PROBLEM REQUIREMENTS: Below are the records; copy each line in them that holds the word "Agent".

Stored records:
start

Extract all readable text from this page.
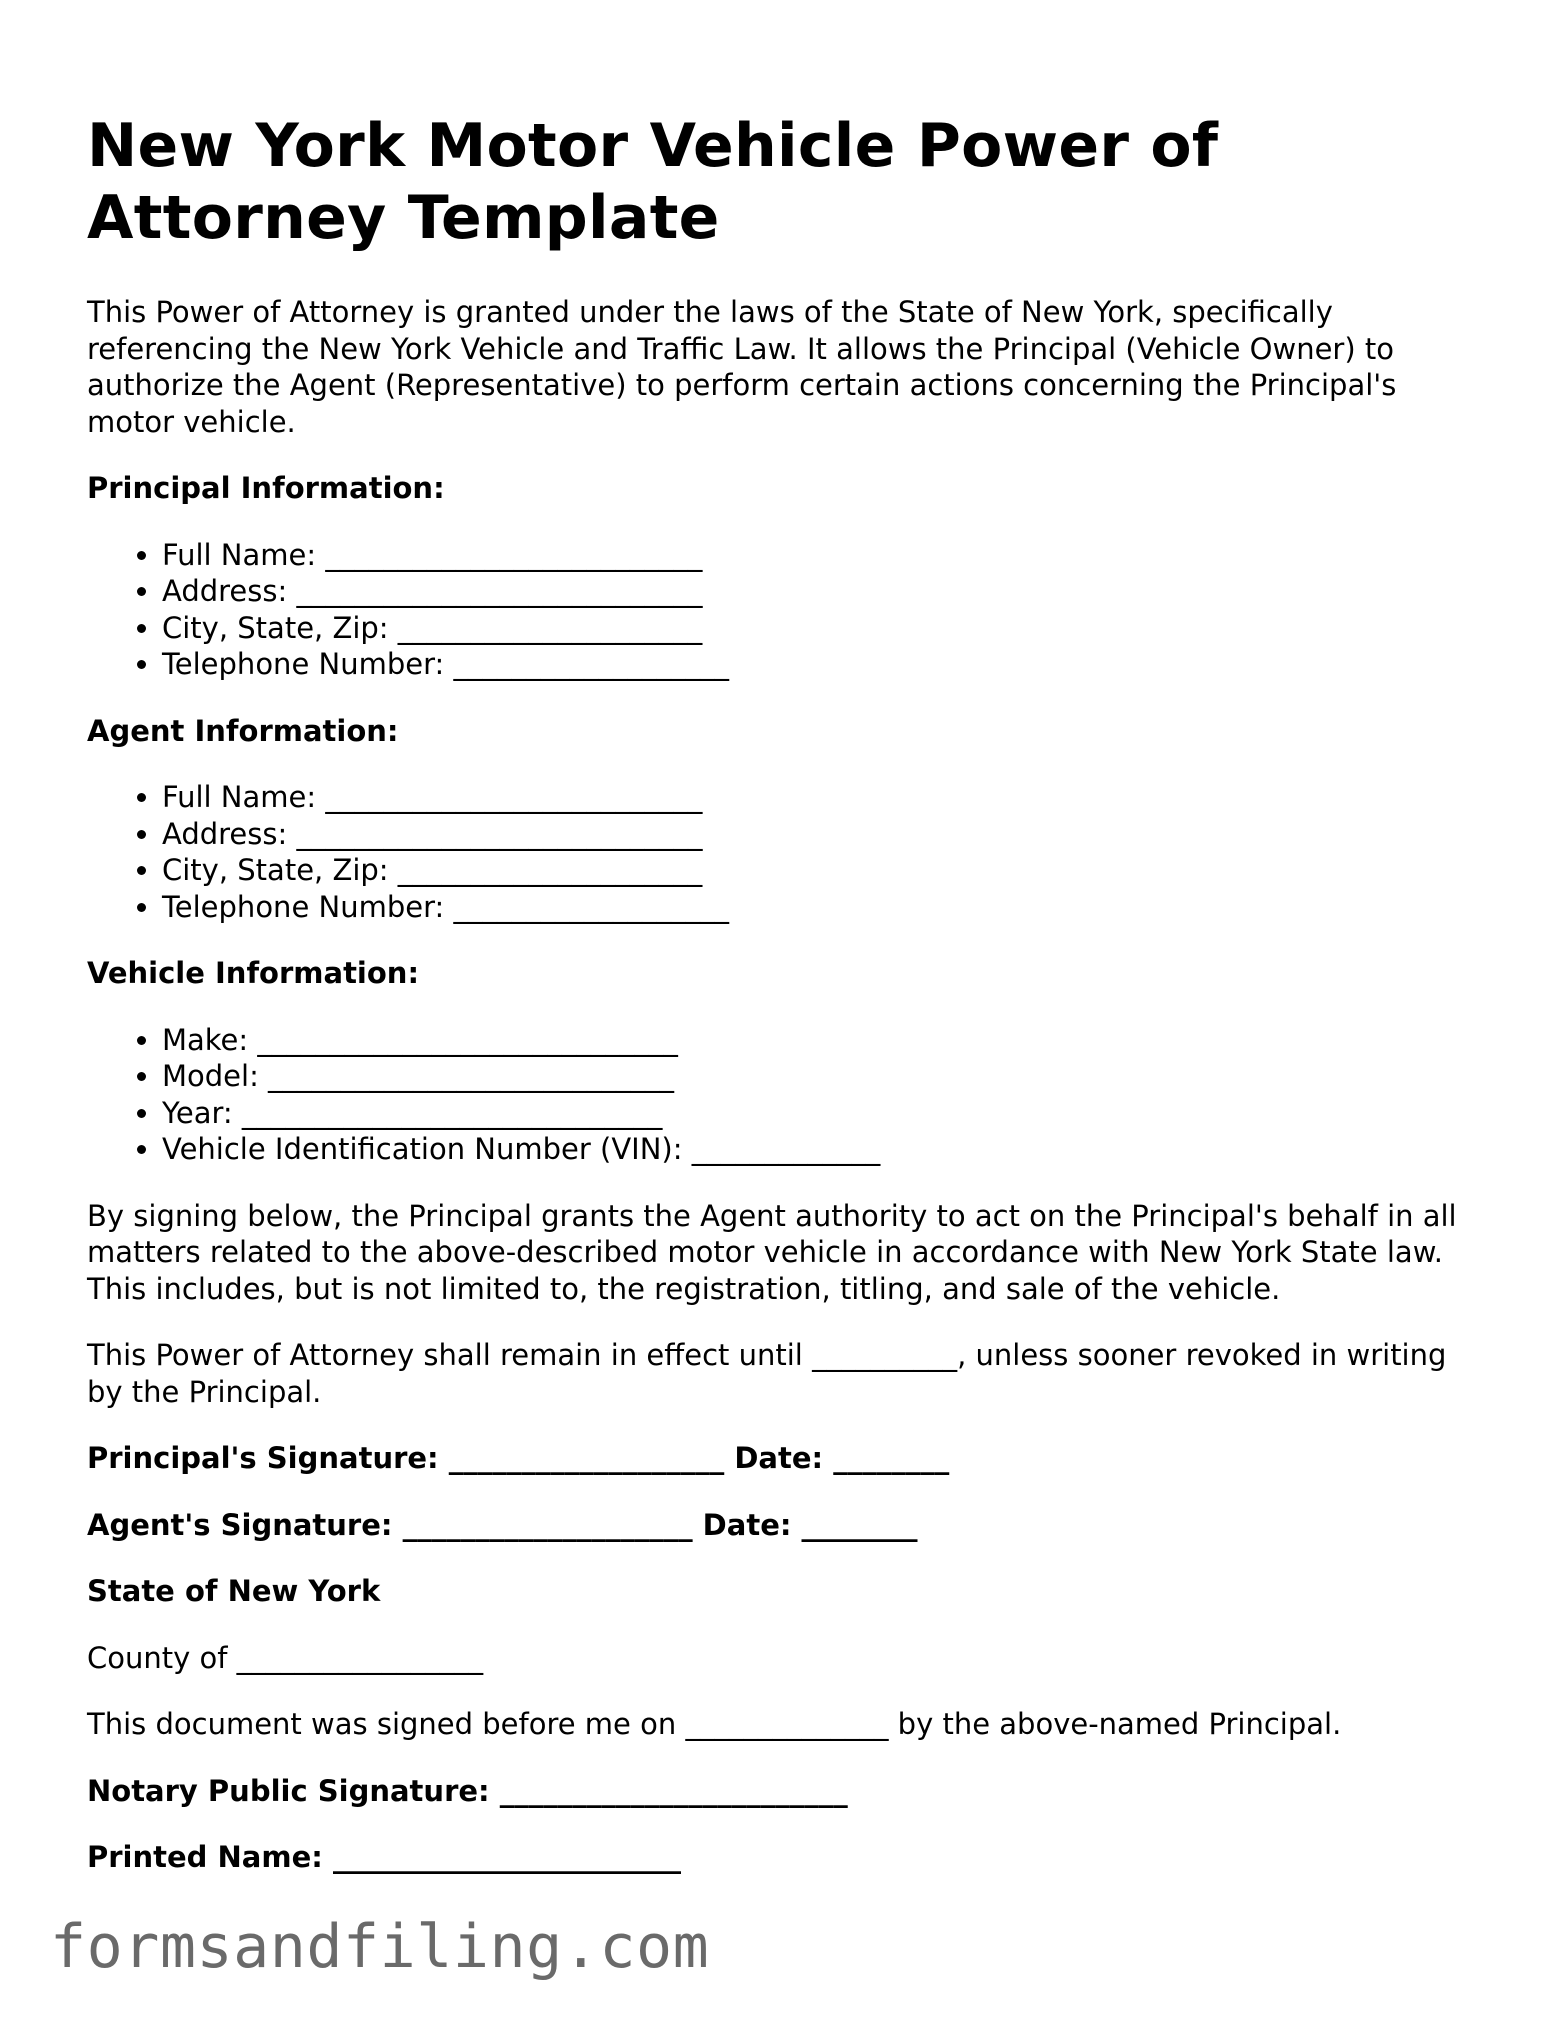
New York Motor Vehicle Power of Attorney Template

This Power of Attorney is granted under the laws of the State of New York, specifically referencing the New York Vehicle and Traffic Law. It allows the Principal (Vehicle Owner) to authorize the Agent (Representative) to perform certain actions concerning the Principal's motor vehicle.

Principal Information:
• Full Name: __________________________
• Address: ____________________________
• City, State, Zip: _____________________
• Telephone Number: ___________________
Agent Information:
• Full Name: __________________________
• Address: ____________________________
• City, State, Zip: _____________________
• Telephone Number: ___________________
Vehicle Information:
• Make: _____________________________
• Model: ____________________________
• Year: _____________________________
• Vehicle Identification Number (VIN): _____________

By signing below, the Principal grants the Agent authority to act on the Principal's behalf in all matters related to the above-described motor vehicle in accordance with New York State law. This includes, but is not limited to, the registration, titling, and sale of the vehicle.

This Power of Attorney shall remain in effect until __________, unless sooner revoked in writing by the Principal.

Principal's Signature: ___________________ Date: ________

Agent's Signature: ____________________ Date: ________

State of New York

County of _________________

This document was signed before me on ______________ by the above-named Principal.

Notary Public Signature: ________________________

Printed Name: ________________________

formsandfiling.com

end

WRITTEN RESPONSE:
This Power of Attorney is granted under the laws of the State of New York, specifically referencing the New York Vehicle and Traffic Law. It allows the Principal (Vehicle Owner) to authorize the Agent (Representative) to perform certain actions concerning the Principal's motor vehicle.
Agent Information:
By signing below, the Principal grants the Agent authority to act on the Principal's behalf in all matters related to the above-described motor vehicle in accordance with New York State law. This includes, but is not limited to, the registration, titling, and sale of the vehicle.
Agent's Signature: ____________________ Date: ________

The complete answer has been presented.